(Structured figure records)

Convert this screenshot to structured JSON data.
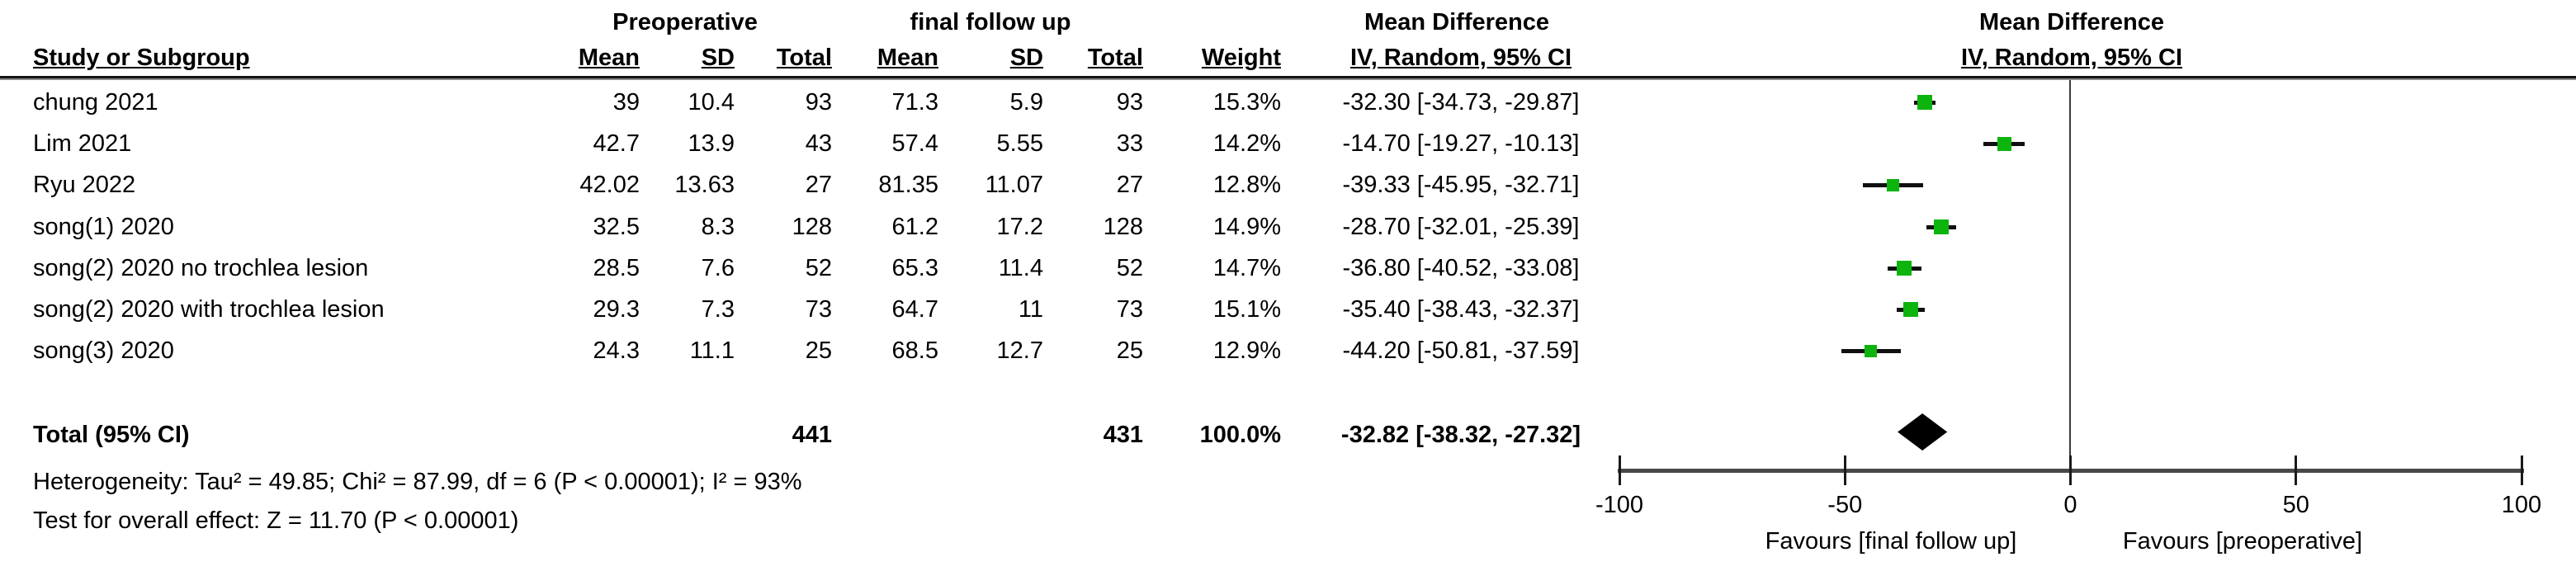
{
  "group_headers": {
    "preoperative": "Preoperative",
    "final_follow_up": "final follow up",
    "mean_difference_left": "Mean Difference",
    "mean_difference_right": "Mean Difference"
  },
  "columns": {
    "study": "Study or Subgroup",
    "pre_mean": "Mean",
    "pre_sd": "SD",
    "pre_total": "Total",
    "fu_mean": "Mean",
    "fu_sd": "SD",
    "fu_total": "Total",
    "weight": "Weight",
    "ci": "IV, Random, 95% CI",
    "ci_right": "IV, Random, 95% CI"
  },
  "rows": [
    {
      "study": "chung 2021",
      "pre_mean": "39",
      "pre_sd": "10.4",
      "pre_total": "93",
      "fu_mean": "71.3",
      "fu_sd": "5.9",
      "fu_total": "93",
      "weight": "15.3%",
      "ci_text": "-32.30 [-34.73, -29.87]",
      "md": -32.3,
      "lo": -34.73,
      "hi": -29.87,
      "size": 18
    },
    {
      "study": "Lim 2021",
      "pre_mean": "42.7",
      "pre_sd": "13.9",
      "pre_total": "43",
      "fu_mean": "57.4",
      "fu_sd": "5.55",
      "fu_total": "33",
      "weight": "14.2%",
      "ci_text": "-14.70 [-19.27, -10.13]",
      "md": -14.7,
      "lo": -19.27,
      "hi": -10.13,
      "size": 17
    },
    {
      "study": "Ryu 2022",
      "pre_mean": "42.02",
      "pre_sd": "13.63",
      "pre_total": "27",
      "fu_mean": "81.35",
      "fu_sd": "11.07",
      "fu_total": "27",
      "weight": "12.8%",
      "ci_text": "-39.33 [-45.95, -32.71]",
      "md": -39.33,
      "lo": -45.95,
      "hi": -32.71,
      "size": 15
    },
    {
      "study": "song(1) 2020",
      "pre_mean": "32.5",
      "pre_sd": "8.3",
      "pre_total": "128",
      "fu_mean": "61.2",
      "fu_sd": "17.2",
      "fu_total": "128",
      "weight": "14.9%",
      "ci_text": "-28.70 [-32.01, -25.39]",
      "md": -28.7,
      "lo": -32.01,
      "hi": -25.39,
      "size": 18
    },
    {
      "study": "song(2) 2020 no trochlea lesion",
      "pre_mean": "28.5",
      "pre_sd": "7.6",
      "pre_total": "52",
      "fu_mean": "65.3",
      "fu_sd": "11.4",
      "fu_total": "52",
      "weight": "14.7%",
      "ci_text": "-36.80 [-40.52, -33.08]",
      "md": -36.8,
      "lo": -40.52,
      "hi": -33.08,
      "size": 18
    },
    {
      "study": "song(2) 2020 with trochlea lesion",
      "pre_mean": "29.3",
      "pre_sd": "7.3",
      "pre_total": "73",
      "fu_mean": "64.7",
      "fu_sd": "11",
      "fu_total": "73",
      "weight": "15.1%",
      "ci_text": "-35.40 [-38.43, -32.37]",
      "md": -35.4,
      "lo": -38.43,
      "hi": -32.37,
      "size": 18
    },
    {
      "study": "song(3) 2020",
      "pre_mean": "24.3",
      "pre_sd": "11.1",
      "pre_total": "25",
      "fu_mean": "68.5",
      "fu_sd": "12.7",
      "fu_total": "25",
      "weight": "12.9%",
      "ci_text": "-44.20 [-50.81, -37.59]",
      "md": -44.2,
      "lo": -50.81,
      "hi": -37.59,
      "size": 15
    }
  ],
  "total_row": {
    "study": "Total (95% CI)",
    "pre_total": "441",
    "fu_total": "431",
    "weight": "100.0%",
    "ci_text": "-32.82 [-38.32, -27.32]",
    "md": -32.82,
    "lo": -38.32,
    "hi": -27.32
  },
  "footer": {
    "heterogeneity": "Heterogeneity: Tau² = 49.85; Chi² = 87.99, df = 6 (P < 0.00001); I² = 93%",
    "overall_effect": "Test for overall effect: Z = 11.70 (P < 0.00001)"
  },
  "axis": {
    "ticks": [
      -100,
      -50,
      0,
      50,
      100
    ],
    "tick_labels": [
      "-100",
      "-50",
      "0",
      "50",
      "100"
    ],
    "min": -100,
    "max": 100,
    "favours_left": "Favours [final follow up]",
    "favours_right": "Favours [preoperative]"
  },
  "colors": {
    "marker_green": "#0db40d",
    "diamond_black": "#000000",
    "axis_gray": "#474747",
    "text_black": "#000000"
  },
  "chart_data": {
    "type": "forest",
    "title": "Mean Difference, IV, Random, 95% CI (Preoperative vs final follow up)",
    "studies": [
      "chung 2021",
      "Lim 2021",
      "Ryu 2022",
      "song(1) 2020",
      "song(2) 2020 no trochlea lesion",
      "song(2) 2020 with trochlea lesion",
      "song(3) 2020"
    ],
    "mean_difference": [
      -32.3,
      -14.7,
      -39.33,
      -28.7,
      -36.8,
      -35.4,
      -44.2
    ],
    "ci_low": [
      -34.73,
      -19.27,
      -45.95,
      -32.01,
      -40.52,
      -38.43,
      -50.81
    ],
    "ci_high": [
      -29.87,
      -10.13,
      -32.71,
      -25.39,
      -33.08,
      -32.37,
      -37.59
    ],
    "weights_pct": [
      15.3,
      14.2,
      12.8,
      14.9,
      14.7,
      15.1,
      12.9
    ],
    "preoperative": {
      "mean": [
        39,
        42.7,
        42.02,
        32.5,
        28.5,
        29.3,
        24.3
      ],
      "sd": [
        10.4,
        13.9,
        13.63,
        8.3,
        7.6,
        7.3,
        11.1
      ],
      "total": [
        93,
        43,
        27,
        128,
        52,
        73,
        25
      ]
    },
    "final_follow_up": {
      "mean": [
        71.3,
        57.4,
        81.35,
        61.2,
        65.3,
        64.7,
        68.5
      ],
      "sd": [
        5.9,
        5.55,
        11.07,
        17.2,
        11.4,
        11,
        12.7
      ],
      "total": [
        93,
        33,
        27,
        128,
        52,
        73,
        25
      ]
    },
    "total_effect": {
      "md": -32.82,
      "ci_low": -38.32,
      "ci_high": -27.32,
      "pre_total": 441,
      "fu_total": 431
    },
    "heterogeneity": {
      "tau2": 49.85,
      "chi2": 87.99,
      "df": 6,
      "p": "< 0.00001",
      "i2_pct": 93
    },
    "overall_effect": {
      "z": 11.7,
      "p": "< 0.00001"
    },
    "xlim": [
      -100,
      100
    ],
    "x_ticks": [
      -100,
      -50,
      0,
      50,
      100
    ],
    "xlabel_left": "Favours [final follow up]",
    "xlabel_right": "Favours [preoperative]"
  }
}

--

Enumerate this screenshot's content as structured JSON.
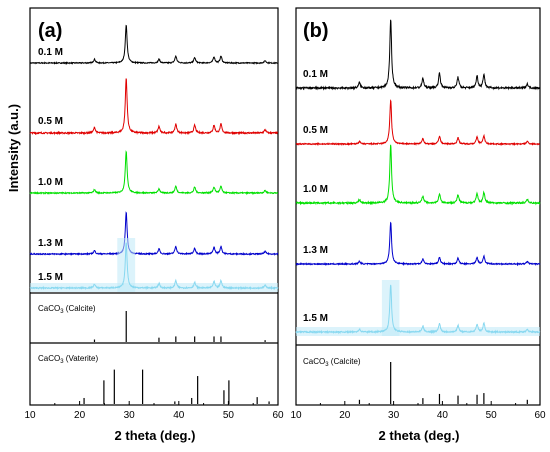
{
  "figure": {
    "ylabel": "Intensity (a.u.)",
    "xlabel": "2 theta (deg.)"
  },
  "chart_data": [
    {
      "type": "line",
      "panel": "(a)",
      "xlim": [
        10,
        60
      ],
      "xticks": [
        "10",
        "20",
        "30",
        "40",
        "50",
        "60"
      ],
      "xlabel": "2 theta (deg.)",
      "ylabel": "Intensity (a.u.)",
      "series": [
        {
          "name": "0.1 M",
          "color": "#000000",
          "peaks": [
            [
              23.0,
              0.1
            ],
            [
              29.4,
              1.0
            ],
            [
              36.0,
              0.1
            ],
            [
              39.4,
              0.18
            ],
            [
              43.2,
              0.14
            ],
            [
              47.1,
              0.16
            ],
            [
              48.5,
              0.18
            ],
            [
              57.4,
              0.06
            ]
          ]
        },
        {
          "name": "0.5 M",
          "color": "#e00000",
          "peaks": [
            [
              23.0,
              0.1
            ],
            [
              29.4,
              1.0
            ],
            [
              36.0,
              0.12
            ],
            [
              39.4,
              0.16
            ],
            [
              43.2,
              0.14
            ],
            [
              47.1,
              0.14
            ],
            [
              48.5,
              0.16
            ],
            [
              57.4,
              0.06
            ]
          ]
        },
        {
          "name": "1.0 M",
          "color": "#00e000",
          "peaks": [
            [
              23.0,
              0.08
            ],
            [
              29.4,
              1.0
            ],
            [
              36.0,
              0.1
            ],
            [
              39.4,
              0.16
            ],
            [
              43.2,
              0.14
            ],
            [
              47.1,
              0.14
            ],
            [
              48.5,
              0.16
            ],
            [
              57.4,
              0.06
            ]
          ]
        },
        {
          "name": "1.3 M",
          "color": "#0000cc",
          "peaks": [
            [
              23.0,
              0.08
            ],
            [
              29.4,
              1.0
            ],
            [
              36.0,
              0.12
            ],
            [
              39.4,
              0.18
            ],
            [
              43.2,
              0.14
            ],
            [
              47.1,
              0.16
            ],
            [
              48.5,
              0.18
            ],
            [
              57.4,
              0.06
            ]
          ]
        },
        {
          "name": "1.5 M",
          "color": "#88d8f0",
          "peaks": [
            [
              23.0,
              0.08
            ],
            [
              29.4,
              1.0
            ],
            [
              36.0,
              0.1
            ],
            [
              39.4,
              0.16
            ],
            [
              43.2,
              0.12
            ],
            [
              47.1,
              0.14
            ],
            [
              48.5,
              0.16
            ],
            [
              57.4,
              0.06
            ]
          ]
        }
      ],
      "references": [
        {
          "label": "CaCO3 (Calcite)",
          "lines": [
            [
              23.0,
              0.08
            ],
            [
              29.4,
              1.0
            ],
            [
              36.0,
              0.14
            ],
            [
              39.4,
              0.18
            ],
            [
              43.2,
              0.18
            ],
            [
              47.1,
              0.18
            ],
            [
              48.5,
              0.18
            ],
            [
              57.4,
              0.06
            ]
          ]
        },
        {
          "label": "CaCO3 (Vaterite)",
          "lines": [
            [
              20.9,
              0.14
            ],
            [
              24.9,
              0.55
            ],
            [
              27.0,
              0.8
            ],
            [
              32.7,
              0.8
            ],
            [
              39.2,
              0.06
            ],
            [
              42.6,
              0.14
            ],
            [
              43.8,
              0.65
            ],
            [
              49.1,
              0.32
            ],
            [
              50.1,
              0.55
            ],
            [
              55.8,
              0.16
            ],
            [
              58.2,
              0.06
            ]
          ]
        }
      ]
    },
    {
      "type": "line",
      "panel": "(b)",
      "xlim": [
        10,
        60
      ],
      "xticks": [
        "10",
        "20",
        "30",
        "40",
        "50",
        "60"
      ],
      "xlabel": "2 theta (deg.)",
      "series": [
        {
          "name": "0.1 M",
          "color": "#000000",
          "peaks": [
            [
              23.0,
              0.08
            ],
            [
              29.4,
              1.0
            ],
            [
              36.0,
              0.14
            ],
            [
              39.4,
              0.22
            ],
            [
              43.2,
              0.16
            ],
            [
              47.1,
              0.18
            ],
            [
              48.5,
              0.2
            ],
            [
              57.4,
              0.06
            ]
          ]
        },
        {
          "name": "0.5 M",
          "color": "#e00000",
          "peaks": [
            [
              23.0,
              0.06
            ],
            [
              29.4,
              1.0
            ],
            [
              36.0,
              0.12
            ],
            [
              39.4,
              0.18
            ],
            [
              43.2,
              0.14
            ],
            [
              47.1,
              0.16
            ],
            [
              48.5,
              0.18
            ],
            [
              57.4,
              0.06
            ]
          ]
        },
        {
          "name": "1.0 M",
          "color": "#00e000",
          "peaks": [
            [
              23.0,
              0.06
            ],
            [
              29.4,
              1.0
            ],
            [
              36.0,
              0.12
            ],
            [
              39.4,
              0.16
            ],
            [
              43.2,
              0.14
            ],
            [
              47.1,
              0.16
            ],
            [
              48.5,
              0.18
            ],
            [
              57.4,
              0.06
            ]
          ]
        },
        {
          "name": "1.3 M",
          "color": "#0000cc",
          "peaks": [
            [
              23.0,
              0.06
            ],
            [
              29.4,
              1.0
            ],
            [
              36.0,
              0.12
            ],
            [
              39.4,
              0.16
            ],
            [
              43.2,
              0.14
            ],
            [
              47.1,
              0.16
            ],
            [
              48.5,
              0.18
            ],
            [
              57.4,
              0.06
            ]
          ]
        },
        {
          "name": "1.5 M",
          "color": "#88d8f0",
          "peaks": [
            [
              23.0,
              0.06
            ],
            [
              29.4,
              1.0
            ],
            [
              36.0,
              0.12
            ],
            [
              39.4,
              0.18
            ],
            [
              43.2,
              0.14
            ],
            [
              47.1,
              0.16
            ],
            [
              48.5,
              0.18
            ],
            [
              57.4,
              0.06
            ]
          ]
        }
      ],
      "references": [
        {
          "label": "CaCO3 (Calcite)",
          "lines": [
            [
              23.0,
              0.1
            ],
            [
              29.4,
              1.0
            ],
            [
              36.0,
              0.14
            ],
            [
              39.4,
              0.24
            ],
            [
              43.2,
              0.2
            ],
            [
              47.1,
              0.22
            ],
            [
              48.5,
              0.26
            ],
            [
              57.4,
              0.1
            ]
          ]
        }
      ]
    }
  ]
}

## Task
Go through the material and select each line with the string "screenshot" in it.

## Result
Convert this screenshot to structured JSON data.
Enumerate this screenshot's content as structured JSON.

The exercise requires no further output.